(Source records)
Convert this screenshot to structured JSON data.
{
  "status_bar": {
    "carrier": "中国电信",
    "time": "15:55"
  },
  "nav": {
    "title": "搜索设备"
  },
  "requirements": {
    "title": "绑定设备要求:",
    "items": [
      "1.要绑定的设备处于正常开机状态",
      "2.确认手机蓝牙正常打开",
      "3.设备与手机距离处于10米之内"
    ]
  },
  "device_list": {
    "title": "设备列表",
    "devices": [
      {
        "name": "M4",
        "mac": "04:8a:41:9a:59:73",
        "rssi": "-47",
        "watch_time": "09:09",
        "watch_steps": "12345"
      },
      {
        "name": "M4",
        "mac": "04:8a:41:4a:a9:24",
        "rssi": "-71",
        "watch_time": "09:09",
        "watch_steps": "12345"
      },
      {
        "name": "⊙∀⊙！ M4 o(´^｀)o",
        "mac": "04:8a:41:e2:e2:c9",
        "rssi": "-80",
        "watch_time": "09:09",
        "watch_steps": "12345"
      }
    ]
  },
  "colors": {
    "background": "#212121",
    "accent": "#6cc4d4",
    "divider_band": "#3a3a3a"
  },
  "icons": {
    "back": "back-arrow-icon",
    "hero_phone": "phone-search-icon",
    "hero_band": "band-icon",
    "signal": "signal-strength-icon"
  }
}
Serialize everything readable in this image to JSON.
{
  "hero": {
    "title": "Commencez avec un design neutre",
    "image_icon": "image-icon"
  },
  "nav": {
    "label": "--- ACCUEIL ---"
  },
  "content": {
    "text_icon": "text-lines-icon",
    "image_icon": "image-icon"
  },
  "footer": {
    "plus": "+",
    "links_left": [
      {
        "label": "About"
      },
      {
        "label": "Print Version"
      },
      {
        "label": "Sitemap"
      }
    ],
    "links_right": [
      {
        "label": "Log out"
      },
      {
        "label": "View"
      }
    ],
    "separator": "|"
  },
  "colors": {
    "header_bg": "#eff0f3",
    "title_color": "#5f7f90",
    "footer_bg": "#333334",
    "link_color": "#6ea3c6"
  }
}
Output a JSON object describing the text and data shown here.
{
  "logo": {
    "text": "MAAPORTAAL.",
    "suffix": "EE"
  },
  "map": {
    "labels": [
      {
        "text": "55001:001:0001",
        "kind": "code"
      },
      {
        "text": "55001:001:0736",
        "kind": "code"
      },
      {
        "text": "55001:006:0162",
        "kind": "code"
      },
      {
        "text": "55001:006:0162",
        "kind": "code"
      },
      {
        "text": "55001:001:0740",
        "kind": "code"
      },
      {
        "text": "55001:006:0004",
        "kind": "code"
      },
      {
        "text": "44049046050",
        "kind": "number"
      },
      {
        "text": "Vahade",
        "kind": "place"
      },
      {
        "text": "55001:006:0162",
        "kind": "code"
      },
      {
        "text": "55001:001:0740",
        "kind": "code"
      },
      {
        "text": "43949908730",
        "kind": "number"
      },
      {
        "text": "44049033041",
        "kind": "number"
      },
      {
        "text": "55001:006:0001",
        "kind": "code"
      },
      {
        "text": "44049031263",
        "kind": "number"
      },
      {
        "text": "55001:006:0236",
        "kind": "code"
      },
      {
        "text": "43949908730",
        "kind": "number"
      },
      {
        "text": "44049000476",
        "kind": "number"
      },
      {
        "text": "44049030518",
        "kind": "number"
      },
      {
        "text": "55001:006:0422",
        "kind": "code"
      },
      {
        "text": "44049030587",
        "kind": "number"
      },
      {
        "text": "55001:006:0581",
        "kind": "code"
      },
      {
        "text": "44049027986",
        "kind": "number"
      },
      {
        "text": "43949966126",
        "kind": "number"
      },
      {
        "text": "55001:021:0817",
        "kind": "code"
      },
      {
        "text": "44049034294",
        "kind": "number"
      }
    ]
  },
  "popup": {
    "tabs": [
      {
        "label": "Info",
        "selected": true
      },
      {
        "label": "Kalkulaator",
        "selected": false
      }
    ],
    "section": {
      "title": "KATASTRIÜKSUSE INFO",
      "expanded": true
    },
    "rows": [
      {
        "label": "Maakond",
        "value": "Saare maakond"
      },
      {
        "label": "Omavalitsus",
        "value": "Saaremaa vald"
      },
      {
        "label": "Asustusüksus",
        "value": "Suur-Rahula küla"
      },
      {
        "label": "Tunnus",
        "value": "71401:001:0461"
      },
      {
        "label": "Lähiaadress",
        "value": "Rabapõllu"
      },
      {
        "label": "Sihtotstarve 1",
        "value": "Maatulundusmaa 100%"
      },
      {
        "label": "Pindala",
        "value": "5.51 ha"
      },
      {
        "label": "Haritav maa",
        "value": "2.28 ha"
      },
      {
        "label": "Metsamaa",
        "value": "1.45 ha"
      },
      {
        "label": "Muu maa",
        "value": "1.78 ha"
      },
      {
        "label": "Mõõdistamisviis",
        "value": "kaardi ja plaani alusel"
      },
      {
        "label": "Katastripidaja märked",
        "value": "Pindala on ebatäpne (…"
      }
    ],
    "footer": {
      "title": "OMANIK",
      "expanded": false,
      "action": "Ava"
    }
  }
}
* * *
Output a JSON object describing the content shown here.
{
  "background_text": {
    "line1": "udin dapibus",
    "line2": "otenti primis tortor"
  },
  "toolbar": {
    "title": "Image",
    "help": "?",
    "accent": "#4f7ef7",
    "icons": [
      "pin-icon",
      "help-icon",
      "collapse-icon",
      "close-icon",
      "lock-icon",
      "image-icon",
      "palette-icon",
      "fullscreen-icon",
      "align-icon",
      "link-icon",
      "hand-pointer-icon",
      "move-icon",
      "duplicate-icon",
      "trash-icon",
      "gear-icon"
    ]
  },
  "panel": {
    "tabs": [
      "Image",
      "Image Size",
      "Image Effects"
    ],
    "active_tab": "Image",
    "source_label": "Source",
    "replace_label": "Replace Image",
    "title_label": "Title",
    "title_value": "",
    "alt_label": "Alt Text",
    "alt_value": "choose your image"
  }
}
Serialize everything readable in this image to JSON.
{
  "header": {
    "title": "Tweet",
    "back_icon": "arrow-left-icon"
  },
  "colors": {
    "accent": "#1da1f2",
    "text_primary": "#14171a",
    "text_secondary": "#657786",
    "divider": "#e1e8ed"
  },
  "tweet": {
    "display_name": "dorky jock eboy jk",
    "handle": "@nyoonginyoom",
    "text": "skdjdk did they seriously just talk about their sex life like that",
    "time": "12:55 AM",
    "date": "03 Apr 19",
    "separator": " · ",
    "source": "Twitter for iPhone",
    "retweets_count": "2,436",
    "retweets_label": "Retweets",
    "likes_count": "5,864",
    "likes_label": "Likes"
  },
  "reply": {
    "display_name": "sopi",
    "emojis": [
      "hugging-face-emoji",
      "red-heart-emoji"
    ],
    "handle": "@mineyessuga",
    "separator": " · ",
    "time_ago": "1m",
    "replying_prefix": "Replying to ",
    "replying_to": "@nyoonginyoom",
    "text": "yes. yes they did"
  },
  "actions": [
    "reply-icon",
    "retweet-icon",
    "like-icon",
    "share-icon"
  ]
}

_Required task:_
Copy out each line of the records that holds the string "Pindala".

_Reply:_
        "label": "Pindala",
        "value": "Pindala on ebatäpne (…"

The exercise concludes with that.